→ AIM:
The answer should be a single number: how many lines of the entries below hold the word "teams".
* start *
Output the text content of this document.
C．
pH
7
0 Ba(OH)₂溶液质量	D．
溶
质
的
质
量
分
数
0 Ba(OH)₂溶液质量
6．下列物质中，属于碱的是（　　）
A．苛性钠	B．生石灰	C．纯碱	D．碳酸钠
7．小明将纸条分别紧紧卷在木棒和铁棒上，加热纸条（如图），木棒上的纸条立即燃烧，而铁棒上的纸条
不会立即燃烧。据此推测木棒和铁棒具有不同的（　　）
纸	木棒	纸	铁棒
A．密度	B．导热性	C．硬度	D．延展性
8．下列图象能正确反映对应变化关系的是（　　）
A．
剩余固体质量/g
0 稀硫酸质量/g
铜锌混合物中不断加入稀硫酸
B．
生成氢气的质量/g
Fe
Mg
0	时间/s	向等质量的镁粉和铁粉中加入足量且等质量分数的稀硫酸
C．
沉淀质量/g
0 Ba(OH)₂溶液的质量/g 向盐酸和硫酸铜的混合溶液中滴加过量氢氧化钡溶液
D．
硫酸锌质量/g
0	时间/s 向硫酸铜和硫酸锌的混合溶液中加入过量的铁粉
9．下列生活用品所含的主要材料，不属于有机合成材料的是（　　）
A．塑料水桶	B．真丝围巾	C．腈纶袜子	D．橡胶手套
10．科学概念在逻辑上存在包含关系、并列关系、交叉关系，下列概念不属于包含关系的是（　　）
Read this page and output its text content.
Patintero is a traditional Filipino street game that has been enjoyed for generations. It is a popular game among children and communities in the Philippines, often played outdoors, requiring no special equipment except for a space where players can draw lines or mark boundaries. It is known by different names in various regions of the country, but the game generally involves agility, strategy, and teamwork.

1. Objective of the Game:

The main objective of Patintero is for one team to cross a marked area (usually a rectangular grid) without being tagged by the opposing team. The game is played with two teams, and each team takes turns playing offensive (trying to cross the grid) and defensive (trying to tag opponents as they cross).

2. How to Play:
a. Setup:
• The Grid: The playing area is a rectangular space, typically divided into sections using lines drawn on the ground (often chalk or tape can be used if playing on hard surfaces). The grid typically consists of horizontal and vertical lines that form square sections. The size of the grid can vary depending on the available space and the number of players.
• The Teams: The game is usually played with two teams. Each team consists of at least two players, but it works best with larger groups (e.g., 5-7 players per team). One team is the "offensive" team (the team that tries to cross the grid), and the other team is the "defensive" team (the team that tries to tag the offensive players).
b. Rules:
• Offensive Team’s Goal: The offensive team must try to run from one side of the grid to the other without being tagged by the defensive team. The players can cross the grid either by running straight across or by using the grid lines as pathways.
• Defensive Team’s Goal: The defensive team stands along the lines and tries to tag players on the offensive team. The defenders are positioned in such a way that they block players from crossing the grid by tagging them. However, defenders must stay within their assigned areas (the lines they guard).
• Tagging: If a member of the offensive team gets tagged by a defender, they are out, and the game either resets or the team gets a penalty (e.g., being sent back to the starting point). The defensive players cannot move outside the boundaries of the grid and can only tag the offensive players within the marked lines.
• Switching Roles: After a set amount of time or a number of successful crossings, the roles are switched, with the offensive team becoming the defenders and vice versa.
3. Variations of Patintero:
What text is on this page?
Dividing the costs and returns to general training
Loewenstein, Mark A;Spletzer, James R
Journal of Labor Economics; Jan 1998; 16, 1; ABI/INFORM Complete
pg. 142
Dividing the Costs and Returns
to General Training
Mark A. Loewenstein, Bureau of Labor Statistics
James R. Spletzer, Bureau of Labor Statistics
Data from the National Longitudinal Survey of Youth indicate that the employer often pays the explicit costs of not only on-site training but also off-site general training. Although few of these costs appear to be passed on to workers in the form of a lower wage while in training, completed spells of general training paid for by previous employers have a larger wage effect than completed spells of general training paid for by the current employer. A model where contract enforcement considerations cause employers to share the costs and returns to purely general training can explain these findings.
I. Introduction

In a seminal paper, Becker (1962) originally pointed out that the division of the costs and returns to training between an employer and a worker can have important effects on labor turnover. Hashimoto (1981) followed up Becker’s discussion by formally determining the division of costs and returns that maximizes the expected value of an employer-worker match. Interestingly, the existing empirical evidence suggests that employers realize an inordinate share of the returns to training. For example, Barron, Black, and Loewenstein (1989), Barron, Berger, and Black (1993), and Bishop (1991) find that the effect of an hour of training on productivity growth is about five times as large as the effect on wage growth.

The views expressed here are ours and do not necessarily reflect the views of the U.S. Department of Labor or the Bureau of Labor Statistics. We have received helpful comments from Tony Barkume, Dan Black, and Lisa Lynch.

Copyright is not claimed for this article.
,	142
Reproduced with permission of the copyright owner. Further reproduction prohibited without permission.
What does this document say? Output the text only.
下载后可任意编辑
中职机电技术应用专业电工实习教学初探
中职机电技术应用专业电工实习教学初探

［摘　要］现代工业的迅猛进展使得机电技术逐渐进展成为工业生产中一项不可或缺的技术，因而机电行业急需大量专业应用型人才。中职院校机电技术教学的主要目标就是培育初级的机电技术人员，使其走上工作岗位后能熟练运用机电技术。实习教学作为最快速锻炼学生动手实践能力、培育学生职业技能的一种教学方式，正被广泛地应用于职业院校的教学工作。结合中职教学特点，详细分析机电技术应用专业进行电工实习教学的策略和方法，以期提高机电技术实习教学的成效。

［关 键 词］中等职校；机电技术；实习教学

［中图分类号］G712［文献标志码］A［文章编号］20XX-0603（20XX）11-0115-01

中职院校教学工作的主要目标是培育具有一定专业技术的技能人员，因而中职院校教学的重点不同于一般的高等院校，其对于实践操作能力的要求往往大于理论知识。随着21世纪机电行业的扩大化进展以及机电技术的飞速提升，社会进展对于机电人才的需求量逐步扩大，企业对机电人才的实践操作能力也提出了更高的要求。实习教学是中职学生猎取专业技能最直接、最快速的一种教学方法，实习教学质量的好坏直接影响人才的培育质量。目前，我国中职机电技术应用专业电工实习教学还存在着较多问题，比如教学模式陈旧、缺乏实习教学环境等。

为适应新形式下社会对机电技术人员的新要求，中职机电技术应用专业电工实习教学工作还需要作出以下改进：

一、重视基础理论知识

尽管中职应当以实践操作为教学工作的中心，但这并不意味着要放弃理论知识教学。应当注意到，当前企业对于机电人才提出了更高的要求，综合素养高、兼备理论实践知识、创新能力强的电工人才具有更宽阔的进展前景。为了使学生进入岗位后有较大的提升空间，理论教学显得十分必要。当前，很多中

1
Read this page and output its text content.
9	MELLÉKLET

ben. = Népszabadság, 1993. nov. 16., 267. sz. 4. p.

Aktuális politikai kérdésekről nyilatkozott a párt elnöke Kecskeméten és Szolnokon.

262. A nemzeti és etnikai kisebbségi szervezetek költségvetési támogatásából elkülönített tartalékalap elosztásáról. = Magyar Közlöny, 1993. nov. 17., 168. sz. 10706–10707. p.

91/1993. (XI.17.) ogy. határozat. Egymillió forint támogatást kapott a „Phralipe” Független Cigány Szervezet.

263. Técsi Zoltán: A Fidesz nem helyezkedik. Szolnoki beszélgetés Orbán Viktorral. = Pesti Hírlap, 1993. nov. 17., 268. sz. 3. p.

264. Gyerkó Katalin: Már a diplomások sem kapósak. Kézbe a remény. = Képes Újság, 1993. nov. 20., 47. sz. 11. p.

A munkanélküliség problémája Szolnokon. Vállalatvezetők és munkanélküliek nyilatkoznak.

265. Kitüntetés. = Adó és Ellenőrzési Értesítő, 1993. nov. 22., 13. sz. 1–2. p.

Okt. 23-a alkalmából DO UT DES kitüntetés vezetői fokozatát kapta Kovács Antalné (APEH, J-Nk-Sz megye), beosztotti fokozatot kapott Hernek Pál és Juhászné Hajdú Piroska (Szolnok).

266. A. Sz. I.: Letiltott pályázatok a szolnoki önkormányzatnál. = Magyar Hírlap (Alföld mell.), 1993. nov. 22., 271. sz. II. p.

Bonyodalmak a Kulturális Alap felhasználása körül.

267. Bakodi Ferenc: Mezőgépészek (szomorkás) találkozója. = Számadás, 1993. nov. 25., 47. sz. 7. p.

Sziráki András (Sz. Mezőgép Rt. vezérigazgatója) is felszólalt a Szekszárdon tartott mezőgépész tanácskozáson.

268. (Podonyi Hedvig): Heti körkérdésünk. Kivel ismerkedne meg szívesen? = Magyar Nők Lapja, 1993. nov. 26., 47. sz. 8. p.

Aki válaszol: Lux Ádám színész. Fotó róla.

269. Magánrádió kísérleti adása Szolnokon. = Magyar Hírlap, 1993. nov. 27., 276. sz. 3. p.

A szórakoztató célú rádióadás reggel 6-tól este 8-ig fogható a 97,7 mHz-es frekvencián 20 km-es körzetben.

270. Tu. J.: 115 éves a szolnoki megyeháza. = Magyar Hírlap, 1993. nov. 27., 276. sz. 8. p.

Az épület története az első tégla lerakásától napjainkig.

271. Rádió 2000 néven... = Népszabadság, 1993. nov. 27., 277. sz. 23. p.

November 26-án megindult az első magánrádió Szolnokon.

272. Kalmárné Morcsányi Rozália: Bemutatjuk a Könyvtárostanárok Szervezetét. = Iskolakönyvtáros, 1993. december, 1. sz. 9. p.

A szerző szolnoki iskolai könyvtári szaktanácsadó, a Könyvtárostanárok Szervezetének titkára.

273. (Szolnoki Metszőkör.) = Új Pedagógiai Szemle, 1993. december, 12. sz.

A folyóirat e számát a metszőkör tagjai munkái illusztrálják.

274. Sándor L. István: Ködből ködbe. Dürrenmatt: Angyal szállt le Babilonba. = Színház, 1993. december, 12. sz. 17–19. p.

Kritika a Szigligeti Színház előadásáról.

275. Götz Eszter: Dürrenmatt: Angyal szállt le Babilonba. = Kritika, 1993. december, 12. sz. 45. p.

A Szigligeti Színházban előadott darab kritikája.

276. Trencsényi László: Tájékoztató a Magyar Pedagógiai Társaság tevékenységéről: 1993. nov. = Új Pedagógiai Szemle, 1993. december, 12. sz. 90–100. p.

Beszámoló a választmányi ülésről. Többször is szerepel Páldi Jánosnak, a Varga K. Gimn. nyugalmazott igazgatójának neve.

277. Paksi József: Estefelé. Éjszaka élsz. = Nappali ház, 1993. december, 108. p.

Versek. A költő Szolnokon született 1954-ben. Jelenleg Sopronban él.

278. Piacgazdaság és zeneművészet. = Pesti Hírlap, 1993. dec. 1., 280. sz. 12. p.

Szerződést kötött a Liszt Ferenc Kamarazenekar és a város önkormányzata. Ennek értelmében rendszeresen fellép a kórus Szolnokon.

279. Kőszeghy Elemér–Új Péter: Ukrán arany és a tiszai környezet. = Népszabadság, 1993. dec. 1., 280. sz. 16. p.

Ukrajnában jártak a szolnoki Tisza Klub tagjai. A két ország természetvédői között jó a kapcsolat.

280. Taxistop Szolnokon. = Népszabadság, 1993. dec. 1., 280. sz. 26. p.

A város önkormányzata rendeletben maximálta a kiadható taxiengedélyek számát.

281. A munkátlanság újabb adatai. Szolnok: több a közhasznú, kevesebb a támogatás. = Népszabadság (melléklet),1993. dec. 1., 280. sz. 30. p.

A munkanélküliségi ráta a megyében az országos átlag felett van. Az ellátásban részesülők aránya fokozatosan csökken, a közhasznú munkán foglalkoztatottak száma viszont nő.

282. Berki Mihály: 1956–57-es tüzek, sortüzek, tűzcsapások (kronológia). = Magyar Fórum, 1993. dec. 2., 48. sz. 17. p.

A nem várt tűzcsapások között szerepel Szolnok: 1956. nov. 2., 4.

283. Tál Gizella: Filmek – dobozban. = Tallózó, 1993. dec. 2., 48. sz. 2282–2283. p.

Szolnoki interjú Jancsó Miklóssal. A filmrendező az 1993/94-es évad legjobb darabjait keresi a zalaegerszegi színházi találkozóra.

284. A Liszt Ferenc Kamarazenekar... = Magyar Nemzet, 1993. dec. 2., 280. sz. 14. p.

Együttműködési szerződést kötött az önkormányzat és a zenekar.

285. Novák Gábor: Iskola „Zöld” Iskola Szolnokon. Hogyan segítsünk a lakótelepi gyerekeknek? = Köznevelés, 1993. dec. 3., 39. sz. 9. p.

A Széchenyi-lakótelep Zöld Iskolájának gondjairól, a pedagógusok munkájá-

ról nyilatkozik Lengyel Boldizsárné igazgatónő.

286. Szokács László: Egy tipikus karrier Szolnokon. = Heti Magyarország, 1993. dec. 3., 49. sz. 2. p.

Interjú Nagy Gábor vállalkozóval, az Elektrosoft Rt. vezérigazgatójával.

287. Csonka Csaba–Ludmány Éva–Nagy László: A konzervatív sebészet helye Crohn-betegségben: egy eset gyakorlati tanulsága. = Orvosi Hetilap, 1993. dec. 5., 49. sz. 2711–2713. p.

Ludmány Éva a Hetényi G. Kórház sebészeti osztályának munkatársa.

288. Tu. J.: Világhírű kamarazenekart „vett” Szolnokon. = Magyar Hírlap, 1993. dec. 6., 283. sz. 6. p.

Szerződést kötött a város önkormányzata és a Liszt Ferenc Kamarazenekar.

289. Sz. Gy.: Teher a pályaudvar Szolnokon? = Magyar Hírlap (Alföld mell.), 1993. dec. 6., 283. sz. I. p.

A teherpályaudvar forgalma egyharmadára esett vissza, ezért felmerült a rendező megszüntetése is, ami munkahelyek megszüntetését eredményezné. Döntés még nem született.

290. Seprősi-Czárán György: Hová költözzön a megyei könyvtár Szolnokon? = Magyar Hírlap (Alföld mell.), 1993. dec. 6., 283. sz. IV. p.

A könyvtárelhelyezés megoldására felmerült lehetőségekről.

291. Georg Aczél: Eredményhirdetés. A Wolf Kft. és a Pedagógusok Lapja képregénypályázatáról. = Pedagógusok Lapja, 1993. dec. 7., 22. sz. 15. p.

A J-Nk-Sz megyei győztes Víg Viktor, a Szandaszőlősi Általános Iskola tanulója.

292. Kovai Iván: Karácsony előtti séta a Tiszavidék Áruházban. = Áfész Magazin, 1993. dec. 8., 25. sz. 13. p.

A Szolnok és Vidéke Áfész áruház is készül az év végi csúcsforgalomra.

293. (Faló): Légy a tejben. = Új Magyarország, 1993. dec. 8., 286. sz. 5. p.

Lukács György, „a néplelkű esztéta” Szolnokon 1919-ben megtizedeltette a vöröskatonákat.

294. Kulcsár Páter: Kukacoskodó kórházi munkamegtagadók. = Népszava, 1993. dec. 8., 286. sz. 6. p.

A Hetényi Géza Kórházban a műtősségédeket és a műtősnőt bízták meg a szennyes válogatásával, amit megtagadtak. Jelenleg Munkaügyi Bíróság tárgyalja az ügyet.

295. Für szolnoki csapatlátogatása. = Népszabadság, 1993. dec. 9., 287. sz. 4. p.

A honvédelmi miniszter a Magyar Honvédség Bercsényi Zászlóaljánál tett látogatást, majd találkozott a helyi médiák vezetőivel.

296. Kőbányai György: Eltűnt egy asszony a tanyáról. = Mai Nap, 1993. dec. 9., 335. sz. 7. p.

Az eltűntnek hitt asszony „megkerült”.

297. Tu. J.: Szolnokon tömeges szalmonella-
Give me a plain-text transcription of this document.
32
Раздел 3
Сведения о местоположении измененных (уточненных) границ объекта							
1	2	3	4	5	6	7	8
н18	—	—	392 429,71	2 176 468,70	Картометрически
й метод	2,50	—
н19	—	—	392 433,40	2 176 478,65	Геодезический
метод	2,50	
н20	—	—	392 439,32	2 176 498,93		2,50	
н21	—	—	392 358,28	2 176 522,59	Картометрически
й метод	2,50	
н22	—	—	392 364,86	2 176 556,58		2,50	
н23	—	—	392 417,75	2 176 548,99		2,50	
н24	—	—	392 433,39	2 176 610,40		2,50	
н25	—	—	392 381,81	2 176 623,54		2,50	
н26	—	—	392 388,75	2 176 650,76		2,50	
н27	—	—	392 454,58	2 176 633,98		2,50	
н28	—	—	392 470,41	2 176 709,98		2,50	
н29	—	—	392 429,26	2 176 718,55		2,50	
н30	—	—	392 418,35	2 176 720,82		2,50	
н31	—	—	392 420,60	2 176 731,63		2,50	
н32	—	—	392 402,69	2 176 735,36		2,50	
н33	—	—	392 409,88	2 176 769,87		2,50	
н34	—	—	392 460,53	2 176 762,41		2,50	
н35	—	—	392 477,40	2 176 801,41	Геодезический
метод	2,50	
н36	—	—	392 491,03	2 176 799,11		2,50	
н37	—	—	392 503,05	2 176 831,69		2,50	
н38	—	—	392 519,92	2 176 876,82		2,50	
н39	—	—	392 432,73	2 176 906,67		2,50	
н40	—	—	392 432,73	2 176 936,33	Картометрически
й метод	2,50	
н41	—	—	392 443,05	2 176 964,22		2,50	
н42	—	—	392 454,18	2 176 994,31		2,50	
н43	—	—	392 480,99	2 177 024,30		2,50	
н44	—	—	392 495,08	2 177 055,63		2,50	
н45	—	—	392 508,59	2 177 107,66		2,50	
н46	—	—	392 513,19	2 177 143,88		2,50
* end *
→ FINAL ANSWER:
2